**Set task**
Copy every line that holds "peak".

**Records provided**
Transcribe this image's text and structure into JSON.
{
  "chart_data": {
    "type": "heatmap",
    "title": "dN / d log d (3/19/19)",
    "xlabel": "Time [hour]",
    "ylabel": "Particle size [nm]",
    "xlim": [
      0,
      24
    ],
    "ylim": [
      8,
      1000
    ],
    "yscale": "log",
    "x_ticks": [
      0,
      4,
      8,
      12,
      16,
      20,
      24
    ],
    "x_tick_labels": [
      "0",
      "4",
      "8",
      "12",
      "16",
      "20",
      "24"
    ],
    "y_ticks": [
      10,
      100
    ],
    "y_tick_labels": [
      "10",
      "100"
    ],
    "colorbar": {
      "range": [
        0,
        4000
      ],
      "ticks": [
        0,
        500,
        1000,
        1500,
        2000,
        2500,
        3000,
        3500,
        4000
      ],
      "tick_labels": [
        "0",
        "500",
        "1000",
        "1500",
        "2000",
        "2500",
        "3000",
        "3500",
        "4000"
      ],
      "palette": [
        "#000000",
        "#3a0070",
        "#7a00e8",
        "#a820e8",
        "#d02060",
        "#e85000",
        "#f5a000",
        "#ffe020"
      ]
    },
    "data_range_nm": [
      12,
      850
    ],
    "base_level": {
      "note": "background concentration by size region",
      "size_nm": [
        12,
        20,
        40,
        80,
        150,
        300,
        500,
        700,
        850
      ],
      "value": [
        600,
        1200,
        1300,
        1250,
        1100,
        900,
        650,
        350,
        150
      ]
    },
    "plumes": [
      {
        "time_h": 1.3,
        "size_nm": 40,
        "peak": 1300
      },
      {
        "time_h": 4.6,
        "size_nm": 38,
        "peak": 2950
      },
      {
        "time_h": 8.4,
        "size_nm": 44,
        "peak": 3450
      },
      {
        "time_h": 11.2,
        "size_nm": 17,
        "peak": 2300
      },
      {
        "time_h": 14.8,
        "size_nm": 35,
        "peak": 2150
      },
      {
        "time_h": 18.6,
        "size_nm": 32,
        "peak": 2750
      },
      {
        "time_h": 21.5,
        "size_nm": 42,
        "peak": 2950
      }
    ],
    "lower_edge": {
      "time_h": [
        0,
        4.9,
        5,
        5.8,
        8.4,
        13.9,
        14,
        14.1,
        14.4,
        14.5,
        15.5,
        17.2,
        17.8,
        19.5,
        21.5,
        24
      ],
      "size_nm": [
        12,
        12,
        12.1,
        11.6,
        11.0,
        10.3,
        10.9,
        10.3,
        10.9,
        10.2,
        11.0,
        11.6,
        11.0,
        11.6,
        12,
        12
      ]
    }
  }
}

**Task response**
        "peak": 1300
        "peak": 2950
        "peak": 3450
        "peak": 2300
        "peak": 2150
        "peak": 2750
        "peak": 2950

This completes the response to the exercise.